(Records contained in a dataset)
──────────────────────────────
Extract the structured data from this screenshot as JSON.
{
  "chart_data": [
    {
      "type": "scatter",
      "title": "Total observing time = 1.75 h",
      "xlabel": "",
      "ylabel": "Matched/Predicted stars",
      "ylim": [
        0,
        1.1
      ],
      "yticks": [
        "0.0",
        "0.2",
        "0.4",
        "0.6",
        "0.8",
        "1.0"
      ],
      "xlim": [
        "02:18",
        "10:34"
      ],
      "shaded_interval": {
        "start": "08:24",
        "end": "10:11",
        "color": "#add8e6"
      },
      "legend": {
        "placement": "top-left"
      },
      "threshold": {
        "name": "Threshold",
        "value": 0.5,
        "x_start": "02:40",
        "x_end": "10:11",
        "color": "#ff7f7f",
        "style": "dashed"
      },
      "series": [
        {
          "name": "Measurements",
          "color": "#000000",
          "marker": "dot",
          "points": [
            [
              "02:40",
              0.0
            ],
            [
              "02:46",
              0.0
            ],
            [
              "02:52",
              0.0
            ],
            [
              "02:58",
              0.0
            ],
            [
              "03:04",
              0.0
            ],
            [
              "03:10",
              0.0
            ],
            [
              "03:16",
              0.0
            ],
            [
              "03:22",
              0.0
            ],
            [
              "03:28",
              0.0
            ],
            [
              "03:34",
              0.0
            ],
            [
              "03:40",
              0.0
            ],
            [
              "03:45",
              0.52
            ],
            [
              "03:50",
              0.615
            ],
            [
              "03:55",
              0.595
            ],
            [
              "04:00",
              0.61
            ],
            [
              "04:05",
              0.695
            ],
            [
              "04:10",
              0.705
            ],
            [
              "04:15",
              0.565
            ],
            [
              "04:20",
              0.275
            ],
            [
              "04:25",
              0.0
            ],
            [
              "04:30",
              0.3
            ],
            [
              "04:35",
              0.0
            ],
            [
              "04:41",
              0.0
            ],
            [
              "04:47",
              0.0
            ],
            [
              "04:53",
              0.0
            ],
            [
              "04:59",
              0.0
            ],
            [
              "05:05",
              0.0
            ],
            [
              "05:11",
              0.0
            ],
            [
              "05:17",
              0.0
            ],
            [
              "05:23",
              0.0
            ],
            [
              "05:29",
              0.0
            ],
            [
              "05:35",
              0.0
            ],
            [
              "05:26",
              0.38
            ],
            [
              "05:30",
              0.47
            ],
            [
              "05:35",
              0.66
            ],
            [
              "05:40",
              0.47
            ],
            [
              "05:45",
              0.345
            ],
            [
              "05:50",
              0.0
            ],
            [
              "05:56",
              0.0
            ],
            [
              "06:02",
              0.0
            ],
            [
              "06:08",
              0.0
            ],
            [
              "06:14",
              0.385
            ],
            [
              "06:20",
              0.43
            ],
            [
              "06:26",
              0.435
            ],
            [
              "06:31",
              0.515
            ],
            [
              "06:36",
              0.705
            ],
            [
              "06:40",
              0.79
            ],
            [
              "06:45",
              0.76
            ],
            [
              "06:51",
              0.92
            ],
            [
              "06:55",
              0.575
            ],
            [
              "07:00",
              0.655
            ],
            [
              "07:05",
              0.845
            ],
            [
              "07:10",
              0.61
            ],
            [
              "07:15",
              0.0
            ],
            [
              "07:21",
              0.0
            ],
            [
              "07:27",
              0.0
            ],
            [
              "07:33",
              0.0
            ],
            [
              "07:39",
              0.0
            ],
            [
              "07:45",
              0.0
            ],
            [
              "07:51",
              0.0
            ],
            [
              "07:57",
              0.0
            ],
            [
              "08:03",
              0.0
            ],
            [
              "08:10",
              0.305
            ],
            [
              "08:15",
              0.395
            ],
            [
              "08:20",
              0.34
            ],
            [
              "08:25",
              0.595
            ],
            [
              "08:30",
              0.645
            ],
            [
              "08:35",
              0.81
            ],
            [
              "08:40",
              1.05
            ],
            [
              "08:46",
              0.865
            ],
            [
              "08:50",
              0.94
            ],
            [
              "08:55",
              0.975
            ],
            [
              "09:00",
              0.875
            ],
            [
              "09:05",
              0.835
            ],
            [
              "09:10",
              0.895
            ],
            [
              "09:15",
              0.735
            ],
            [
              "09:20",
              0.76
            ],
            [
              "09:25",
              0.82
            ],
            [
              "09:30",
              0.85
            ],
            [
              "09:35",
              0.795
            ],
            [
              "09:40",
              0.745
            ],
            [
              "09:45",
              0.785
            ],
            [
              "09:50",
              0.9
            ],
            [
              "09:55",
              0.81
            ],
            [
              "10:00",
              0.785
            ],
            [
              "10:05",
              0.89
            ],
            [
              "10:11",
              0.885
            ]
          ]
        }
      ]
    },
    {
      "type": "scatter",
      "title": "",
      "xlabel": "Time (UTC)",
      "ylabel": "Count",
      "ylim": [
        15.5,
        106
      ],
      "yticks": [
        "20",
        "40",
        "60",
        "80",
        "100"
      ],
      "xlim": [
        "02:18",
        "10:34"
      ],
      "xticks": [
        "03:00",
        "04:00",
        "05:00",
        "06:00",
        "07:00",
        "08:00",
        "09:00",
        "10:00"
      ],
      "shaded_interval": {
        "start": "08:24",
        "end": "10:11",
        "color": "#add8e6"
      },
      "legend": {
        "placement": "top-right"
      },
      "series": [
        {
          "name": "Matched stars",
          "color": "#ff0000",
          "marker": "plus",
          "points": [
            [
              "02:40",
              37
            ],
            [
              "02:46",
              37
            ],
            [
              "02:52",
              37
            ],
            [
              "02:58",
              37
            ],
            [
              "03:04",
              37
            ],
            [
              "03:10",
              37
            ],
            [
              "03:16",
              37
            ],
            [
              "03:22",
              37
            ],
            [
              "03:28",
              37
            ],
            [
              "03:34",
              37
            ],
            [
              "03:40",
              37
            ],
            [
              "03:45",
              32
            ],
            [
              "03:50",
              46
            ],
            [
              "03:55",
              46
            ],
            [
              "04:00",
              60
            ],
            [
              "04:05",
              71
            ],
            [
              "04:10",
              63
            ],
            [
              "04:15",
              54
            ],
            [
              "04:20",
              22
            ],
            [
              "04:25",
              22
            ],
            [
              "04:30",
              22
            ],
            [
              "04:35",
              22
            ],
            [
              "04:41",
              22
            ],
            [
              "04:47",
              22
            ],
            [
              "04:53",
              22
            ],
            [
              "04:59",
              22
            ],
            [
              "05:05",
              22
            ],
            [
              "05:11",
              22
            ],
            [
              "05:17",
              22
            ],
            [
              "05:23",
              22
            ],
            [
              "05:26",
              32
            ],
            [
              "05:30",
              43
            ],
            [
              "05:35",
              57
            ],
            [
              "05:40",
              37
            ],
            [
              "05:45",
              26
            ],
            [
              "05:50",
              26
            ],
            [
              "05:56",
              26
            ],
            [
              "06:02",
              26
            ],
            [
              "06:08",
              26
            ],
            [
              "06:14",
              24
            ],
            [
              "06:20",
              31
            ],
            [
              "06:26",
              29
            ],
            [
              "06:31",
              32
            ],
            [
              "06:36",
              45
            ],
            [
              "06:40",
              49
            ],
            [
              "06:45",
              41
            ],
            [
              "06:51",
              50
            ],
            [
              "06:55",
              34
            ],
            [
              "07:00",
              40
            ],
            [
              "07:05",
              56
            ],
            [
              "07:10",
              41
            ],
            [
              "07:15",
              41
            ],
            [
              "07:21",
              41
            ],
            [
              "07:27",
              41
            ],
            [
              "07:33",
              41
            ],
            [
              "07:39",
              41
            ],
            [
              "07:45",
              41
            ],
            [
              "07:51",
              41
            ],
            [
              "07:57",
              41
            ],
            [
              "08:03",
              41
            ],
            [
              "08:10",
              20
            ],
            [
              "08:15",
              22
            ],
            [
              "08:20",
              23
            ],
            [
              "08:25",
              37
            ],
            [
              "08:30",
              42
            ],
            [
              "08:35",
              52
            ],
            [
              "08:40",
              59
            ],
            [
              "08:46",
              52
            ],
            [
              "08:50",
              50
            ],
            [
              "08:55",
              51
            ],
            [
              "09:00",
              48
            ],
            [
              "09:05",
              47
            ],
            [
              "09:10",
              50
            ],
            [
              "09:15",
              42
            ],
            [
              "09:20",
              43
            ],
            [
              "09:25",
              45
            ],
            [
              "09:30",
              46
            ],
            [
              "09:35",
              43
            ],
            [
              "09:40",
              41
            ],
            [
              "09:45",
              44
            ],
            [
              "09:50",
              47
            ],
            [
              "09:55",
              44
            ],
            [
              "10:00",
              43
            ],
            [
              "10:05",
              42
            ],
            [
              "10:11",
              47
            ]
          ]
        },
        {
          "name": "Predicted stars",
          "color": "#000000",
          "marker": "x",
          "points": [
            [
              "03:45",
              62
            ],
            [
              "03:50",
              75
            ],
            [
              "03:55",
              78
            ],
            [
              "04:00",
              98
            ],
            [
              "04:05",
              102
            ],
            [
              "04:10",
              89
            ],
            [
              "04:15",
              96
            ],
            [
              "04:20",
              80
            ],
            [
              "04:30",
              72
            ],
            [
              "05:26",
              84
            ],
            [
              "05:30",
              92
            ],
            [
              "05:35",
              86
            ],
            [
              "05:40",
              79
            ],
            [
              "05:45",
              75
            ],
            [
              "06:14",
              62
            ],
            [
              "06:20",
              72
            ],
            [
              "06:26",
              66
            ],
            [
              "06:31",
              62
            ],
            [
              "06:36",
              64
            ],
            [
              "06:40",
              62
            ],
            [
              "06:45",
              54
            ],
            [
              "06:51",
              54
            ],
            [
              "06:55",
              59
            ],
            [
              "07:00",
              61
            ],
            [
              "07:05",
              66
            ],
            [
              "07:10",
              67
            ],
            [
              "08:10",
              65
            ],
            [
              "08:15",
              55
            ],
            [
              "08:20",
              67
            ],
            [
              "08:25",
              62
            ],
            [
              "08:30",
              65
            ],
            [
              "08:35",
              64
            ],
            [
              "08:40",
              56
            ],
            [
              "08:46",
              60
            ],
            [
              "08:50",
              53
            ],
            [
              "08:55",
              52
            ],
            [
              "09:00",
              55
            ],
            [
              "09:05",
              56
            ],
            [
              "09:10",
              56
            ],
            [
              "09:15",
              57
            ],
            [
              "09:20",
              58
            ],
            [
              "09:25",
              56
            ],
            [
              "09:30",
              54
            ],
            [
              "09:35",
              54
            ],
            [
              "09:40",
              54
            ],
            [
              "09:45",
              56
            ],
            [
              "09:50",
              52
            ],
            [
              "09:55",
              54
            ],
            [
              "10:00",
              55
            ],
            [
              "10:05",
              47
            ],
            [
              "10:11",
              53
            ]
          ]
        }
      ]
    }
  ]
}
──────────────────────────────
→ Stated task: Go over the data above and copy every line that has the word "title" in it.

→ The output:
      "title": "Total observing time = 1.75 h",
      "title": "",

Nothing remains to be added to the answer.